**Problem description**
Answer with a single number: the count of lines that hold "name".

--------

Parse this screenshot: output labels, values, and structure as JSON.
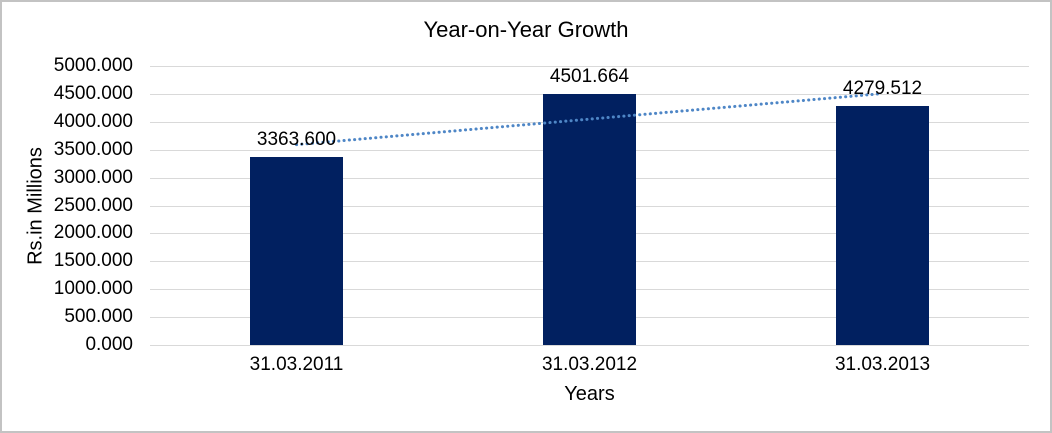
{
  "chart_data": {
    "type": "bar",
    "title": "Year-on-Year Growth",
    "xlabel": "Years",
    "ylabel": "Rs.in Millions",
    "categories": [
      "31.03.2011",
      "31.03.2012",
      "31.03.2013"
    ],
    "values": [
      3363.6,
      4501.664,
      4279.512
    ],
    "data_labels": [
      "3363.600",
      "4501.664",
      "4279.512"
    ],
    "y_tick_labels": [
      "0.000",
      "500.000",
      "1000.000",
      "1500.000",
      "2000.000",
      "2500.000",
      "3000.000",
      "3500.000",
      "4000.000",
      "4500.000",
      "5000.000"
    ],
    "ylim": [
      0,
      5000
    ],
    "ytick_step": 500,
    "grid": "horizontal",
    "legend_position": "none",
    "bar_color": "#012060",
    "gridline_color": "#d9d9d9",
    "text_color": "#000000",
    "trendline": {
      "type": "linear",
      "style": "dotted",
      "color": "#4e86c6",
      "start_value": 3590.3,
      "end_value": 4506.2
    }
  }
}
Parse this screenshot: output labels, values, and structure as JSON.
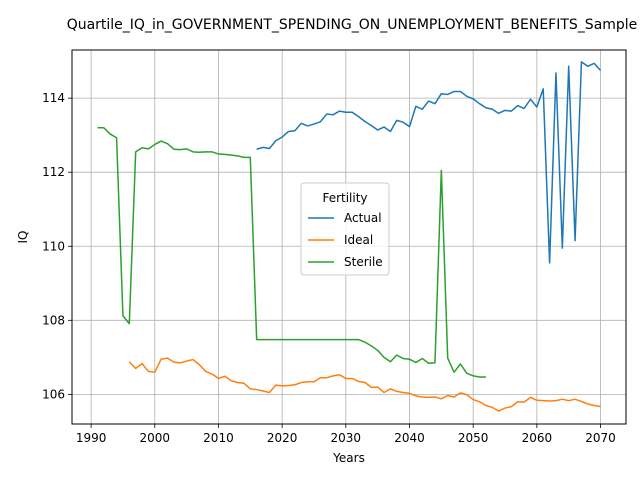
{
  "chart_data": {
    "type": "line",
    "title": "Quartile_IQ_in_GOVERNMENT_SPENDING_ON_UNEMPLOYMENT_BENEFITS_Sample",
    "xlabel": "Years",
    "ylabel": "IQ",
    "xlim": [
      1987,
      2074
    ],
    "ylim": [
      105.2,
      115.3
    ],
    "xticks": [
      1990,
      2000,
      2010,
      2020,
      2030,
      2040,
      2050,
      2060,
      2070
    ],
    "yticks": [
      106,
      108,
      110,
      112,
      114
    ],
    "grid": true,
    "legend": {
      "title": "Fertility",
      "placement": "center"
    },
    "series": [
      {
        "name": "Actual",
        "color": "#1f77b4",
        "points": [
          [
            2016,
            112.62
          ],
          [
            2017,
            112.67
          ],
          [
            2018,
            112.64
          ],
          [
            2019,
            112.85
          ],
          [
            2020,
            112.95
          ],
          [
            2021,
            113.1
          ],
          [
            2022,
            113.12
          ],
          [
            2023,
            113.32
          ],
          [
            2024,
            113.25
          ],
          [
            2025,
            113.3
          ],
          [
            2026,
            113.36
          ],
          [
            2027,
            113.57
          ],
          [
            2028,
            113.55
          ],
          [
            2029,
            113.65
          ],
          [
            2030,
            113.62
          ],
          [
            2031,
            113.62
          ],
          [
            2032,
            113.5
          ],
          [
            2033,
            113.37
          ],
          [
            2034,
            113.26
          ],
          [
            2035,
            113.14
          ],
          [
            2036,
            113.22
          ],
          [
            2037,
            113.1
          ],
          [
            2038,
            113.4
          ],
          [
            2039,
            113.35
          ],
          [
            2040,
            113.23
          ],
          [
            2041,
            113.78
          ],
          [
            2042,
            113.7
          ],
          [
            2043,
            113.92
          ],
          [
            2044,
            113.85
          ],
          [
            2045,
            114.12
          ],
          [
            2046,
            114.1
          ],
          [
            2047,
            114.18
          ],
          [
            2048,
            114.18
          ],
          [
            2049,
            114.05
          ],
          [
            2050,
            113.98
          ],
          [
            2051,
            113.85
          ],
          [
            2052,
            113.74
          ],
          [
            2053,
            113.7
          ],
          [
            2054,
            113.59
          ],
          [
            2055,
            113.67
          ],
          [
            2056,
            113.65
          ],
          [
            2057,
            113.8
          ],
          [
            2058,
            113.72
          ],
          [
            2059,
            113.97
          ],
          [
            2060,
            113.76
          ],
          [
            2061,
            114.25
          ],
          [
            2062,
            109.55
          ],
          [
            2063,
            114.68
          ],
          [
            2064,
            109.95
          ],
          [
            2065,
            114.86
          ],
          [
            2066,
            110.15
          ],
          [
            2067,
            114.98
          ],
          [
            2068,
            114.86
          ],
          [
            2069,
            114.94
          ],
          [
            2070,
            114.75
          ]
        ]
      },
      {
        "name": "Ideal",
        "color": "#ff7f0e",
        "points": [
          [
            1996,
            106.88
          ],
          [
            1997,
            106.7
          ],
          [
            1998,
            106.83
          ],
          [
            1999,
            106.62
          ],
          [
            2000,
            106.6
          ],
          [
            2001,
            106.95
          ],
          [
            2002,
            106.98
          ],
          [
            2003,
            106.87
          ],
          [
            2004,
            106.85
          ],
          [
            2005,
            106.9
          ],
          [
            2006,
            106.94
          ],
          [
            2007,
            106.8
          ],
          [
            2008,
            106.62
          ],
          [
            2009,
            106.55
          ],
          [
            2010,
            106.43
          ],
          [
            2011,
            106.49
          ],
          [
            2012,
            106.37
          ],
          [
            2013,
            106.32
          ],
          [
            2014,
            106.3
          ],
          [
            2015,
            106.15
          ],
          [
            2016,
            106.13
          ],
          [
            2017,
            106.09
          ],
          [
            2018,
            106.05
          ],
          [
            2019,
            106.25
          ],
          [
            2020,
            106.23
          ],
          [
            2021,
            106.24
          ],
          [
            2022,
            106.26
          ],
          [
            2023,
            106.32
          ],
          [
            2024,
            106.34
          ],
          [
            2025,
            106.34
          ],
          [
            2026,
            106.45
          ],
          [
            2027,
            106.45
          ],
          [
            2028,
            106.5
          ],
          [
            2029,
            106.53
          ],
          [
            2030,
            106.43
          ],
          [
            2031,
            106.43
          ],
          [
            2032,
            106.35
          ],
          [
            2033,
            106.32
          ],
          [
            2034,
            106.19
          ],
          [
            2035,
            106.2
          ],
          [
            2036,
            106.05
          ],
          [
            2037,
            106.15
          ],
          [
            2038,
            106.08
          ],
          [
            2039,
            106.05
          ],
          [
            2040,
            106.03
          ],
          [
            2041,
            105.96
          ],
          [
            2042,
            105.93
          ],
          [
            2043,
            105.92
          ],
          [
            2044,
            105.93
          ],
          [
            2045,
            105.88
          ],
          [
            2046,
            105.97
          ],
          [
            2047,
            105.93
          ],
          [
            2048,
            106.04
          ],
          [
            2049,
            105.99
          ],
          [
            2050,
            105.86
          ],
          [
            2051,
            105.8
          ],
          [
            2052,
            105.7
          ],
          [
            2053,
            105.65
          ],
          [
            2054,
            105.55
          ],
          [
            2055,
            105.63
          ],
          [
            2056,
            105.67
          ],
          [
            2057,
            105.8
          ],
          [
            2058,
            105.79
          ],
          [
            2059,
            105.92
          ],
          [
            2060,
            105.84
          ],
          [
            2061,
            105.83
          ],
          [
            2062,
            105.82
          ],
          [
            2063,
            105.83
          ],
          [
            2064,
            105.87
          ],
          [
            2065,
            105.83
          ],
          [
            2066,
            105.87
          ],
          [
            2067,
            105.81
          ],
          [
            2068,
            105.74
          ],
          [
            2069,
            105.7
          ],
          [
            2070,
            105.67
          ]
        ]
      },
      {
        "name": "Sterile",
        "color": "#2ca02c",
        "points": [
          [
            1991,
            113.2
          ],
          [
            1992,
            113.2
          ],
          [
            1993,
            113.03
          ],
          [
            1994,
            112.93
          ],
          [
            1995,
            108.12
          ],
          [
            1996,
            107.91
          ],
          [
            1997,
            112.55
          ],
          [
            1998,
            112.66
          ],
          [
            1999,
            112.63
          ],
          [
            2000,
            112.75
          ],
          [
            2001,
            112.84
          ],
          [
            2002,
            112.77
          ],
          [
            2003,
            112.62
          ],
          [
            2004,
            112.61
          ],
          [
            2005,
            112.63
          ],
          [
            2006,
            112.55
          ],
          [
            2007,
            112.54
          ],
          [
            2008,
            112.55
          ],
          [
            2009,
            112.55
          ],
          [
            2010,
            112.49
          ],
          [
            2011,
            112.48
          ],
          [
            2012,
            112.46
          ],
          [
            2013,
            112.44
          ],
          [
            2014,
            112.4
          ],
          [
            2015,
            112.4
          ],
          [
            2016,
            107.48
          ],
          [
            2020,
            107.48
          ],
          [
            2025,
            107.48
          ],
          [
            2030,
            107.48
          ],
          [
            2031,
            107.48
          ],
          [
            2032,
            107.48
          ],
          [
            2033,
            107.41
          ],
          [
            2034,
            107.31
          ],
          [
            2035,
            107.19
          ],
          [
            2036,
            107.0
          ],
          [
            2037,
            106.88
          ],
          [
            2038,
            107.06
          ],
          [
            2039,
            106.97
          ],
          [
            2040,
            106.95
          ],
          [
            2041,
            106.86
          ],
          [
            2042,
            106.97
          ],
          [
            2043,
            106.84
          ],
          [
            2044,
            106.85
          ],
          [
            2045,
            112.05
          ],
          [
            2046,
            106.98
          ],
          [
            2047,
            106.6
          ],
          [
            2048,
            106.82
          ],
          [
            2049,
            106.57
          ],
          [
            2050,
            106.5
          ],
          [
            2051,
            106.47
          ],
          [
            2052,
            106.47
          ]
        ]
      }
    ]
  }
}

--------

**Solution to this problem**
3